Request: In the entries below, count the lines holding "Tropical". Reply with the number only.
** Start Task input **
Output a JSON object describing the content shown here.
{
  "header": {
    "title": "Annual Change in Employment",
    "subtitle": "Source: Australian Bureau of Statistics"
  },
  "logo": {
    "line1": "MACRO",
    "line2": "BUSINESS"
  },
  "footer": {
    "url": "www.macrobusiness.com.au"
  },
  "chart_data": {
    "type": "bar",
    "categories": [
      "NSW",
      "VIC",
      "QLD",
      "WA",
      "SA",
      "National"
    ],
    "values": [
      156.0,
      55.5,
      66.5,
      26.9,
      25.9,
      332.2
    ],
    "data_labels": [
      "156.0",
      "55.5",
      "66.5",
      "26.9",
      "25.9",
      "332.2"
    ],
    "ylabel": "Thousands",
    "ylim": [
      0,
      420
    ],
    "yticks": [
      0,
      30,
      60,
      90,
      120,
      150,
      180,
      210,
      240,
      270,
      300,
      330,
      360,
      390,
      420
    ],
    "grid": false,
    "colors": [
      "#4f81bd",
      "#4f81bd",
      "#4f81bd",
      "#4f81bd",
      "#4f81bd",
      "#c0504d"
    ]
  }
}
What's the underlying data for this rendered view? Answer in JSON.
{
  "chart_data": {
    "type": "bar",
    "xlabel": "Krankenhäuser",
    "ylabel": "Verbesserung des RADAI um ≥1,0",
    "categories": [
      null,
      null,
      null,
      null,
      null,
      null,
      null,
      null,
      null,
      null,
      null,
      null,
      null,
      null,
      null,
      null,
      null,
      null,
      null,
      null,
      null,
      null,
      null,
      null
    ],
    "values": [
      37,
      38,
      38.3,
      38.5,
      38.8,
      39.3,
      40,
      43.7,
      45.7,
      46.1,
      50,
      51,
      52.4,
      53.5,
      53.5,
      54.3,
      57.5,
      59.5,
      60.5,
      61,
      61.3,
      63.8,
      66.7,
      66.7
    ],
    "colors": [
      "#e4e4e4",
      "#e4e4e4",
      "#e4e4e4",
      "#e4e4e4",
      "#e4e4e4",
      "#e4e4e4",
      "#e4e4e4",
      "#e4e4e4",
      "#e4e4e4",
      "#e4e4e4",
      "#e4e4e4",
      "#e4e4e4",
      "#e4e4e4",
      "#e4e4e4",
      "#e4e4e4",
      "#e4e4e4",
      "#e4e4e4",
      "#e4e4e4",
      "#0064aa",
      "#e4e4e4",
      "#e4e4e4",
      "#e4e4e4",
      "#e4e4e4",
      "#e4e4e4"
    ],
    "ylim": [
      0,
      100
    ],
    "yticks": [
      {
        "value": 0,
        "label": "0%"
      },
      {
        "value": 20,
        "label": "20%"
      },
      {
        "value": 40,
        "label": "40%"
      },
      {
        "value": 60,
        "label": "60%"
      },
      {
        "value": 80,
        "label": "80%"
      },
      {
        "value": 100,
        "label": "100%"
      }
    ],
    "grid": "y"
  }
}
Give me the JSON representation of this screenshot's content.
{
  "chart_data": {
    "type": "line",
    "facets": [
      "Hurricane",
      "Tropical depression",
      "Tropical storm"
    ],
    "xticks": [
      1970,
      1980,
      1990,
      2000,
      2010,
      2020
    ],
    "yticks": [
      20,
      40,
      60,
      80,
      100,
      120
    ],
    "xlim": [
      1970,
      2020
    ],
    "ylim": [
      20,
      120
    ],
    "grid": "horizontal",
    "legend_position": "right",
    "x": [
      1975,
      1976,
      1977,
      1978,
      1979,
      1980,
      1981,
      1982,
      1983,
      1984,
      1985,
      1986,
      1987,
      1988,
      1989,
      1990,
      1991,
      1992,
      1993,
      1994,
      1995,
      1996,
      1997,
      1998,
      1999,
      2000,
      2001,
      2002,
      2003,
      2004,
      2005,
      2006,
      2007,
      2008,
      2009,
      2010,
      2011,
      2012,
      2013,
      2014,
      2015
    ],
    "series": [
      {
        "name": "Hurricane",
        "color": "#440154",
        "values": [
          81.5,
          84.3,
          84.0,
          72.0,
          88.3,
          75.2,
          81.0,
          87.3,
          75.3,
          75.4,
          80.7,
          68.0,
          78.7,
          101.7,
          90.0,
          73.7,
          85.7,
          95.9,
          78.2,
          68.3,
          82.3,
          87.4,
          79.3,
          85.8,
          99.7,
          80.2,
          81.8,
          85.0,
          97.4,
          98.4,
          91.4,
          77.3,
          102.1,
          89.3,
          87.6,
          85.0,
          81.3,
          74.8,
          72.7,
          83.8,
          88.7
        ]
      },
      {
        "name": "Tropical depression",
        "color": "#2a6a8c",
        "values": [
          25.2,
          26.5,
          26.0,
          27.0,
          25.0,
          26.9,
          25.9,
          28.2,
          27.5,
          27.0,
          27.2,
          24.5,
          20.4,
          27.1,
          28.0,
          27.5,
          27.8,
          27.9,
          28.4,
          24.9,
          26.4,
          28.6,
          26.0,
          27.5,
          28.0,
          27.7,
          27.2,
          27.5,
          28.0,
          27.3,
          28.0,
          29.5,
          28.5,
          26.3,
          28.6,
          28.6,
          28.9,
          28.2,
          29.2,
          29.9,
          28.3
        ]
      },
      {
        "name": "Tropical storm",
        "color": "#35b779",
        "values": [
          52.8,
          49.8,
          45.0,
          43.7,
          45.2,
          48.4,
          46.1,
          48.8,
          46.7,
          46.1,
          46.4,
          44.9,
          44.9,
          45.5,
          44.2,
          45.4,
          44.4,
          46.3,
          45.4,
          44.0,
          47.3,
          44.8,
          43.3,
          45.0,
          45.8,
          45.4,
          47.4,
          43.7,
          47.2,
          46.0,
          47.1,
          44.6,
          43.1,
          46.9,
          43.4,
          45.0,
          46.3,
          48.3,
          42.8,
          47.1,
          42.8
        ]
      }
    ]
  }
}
** End Task input **
Complete answer: 4